Lines of data
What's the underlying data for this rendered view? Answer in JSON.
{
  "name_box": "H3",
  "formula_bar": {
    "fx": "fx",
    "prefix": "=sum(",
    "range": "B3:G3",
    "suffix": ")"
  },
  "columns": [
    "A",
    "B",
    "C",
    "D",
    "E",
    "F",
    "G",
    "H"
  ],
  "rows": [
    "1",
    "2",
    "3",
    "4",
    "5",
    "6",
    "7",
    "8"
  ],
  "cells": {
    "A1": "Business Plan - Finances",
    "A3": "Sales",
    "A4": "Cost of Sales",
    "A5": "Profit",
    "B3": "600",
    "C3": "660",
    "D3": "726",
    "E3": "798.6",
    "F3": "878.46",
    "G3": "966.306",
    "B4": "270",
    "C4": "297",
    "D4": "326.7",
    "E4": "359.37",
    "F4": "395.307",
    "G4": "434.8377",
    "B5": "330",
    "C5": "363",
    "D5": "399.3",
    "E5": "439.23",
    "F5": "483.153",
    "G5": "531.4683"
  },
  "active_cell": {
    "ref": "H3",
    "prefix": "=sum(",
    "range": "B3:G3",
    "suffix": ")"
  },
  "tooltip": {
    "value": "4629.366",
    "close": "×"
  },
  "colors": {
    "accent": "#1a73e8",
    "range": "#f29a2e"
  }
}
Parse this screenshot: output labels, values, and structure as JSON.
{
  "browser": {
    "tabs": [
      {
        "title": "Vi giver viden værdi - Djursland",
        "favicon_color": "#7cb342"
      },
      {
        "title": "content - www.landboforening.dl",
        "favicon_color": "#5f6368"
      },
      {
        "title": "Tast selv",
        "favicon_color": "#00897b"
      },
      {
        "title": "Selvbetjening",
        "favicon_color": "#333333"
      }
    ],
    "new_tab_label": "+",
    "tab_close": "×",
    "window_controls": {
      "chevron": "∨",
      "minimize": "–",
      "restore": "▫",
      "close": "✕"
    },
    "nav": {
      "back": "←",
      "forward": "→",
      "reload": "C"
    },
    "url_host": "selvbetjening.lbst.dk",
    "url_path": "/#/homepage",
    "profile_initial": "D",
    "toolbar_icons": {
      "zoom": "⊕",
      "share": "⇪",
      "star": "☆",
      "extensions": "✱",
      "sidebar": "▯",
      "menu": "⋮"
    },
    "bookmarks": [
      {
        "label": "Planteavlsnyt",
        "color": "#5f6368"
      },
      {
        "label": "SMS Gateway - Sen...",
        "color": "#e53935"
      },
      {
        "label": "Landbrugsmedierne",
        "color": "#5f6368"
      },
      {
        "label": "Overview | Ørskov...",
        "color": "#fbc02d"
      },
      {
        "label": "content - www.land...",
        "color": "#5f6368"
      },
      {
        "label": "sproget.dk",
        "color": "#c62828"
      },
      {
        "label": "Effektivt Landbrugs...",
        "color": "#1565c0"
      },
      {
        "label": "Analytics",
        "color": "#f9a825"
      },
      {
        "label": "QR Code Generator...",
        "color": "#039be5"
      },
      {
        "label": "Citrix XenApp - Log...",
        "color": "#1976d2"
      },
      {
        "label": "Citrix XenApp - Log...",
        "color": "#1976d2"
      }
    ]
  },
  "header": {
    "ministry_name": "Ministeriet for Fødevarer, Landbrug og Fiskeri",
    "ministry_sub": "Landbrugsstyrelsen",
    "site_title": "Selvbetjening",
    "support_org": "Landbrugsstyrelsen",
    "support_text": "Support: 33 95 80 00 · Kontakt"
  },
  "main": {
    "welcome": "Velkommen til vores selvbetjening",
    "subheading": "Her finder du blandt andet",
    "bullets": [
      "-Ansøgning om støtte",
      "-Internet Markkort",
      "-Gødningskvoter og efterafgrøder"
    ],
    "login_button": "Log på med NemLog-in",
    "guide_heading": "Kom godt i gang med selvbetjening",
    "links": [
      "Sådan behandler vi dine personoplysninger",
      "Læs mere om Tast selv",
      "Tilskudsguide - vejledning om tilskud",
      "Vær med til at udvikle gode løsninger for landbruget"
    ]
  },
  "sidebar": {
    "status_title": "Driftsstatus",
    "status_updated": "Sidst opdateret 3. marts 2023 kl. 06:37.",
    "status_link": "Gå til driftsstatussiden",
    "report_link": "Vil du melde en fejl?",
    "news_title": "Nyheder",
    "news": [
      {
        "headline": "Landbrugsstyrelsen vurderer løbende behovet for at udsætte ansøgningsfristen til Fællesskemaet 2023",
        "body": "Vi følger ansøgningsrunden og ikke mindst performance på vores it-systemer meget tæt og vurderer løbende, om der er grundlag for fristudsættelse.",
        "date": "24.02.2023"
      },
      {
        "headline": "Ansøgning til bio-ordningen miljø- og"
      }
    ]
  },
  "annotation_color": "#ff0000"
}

...

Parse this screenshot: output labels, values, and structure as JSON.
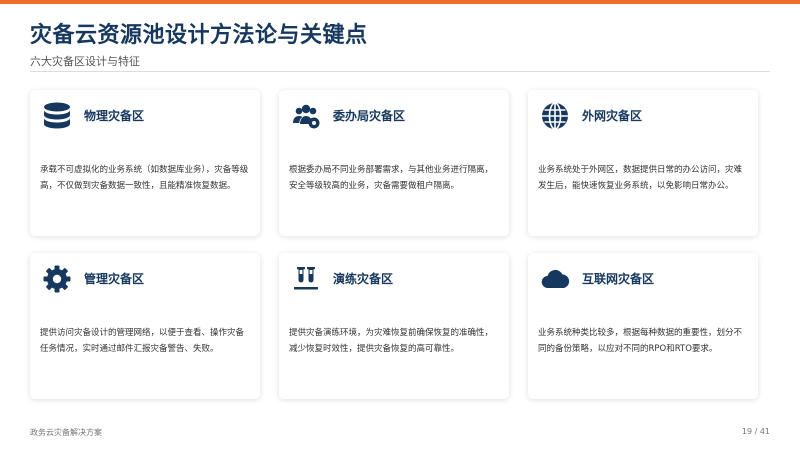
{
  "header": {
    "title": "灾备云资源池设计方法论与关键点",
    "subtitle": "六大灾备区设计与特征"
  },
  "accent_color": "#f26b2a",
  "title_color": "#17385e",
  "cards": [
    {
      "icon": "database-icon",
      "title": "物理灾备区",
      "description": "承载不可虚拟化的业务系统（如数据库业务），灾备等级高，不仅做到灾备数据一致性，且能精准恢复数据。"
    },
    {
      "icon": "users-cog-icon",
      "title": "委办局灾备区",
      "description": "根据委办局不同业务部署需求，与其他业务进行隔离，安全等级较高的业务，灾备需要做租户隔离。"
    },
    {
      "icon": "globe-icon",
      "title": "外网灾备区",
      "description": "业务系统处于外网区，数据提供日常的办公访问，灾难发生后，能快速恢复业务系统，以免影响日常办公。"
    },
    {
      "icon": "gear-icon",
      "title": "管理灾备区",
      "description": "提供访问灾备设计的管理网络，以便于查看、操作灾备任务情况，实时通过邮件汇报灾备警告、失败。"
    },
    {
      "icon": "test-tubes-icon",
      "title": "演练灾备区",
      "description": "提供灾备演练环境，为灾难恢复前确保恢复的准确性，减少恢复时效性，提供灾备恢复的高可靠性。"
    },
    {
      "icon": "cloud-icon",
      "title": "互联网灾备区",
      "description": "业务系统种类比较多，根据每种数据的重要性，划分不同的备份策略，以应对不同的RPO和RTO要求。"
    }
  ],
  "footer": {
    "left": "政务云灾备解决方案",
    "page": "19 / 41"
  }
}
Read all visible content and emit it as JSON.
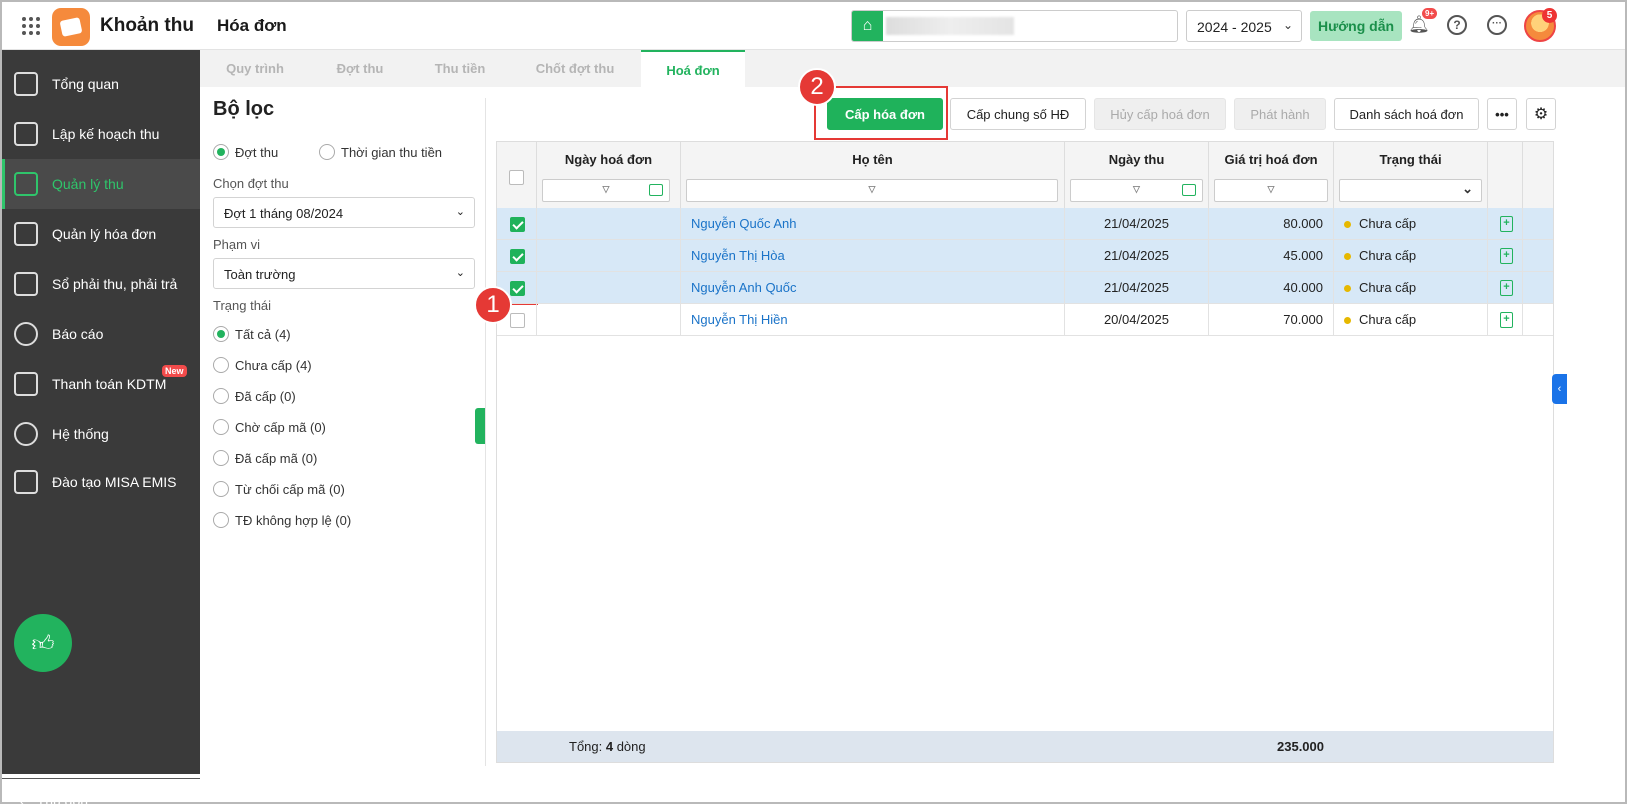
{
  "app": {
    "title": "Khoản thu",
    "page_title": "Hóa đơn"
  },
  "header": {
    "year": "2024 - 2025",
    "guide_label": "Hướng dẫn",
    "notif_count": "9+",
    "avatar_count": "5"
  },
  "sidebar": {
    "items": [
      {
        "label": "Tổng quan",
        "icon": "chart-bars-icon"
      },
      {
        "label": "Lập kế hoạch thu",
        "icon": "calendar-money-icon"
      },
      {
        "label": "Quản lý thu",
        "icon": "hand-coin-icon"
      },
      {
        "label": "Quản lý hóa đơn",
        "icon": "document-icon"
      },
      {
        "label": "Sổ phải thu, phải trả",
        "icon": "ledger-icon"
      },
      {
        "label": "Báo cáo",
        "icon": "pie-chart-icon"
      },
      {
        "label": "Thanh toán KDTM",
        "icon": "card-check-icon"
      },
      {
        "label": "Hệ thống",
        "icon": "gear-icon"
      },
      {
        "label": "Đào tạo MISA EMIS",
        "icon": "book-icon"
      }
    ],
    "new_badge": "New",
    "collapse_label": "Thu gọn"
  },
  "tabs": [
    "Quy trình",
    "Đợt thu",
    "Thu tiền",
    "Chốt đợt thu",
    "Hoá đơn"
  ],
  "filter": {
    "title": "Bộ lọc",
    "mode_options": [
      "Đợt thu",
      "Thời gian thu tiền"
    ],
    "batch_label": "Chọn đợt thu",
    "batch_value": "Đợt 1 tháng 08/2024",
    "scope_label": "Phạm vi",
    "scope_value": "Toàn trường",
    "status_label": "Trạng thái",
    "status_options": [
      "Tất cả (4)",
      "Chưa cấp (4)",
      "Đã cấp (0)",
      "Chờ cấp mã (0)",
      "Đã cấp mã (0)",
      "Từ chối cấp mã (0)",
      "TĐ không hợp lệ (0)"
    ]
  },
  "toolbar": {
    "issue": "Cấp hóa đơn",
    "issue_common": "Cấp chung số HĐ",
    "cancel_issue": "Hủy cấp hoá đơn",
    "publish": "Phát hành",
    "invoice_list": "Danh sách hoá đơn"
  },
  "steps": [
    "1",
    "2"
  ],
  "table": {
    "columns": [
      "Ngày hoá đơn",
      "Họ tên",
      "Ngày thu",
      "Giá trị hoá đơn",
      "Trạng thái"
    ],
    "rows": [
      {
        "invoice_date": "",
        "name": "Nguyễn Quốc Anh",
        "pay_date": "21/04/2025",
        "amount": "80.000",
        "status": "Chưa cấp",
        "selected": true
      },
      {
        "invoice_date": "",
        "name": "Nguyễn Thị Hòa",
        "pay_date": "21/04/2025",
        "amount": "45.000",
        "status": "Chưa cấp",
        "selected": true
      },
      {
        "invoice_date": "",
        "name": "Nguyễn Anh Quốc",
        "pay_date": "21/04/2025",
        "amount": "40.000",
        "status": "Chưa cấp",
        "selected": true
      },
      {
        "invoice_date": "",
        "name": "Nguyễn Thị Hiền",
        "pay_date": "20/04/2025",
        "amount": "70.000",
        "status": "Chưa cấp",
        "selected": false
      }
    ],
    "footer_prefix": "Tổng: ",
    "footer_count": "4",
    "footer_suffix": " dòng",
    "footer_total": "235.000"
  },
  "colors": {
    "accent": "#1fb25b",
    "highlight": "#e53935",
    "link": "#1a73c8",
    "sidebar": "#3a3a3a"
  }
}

▶ _Work required_
Lines containing the word "Quản" must all be returned from the material above.

▶ _Worked answer_
        "label": "Quản lý thu",
        "label": "Quản lý hóa đơn",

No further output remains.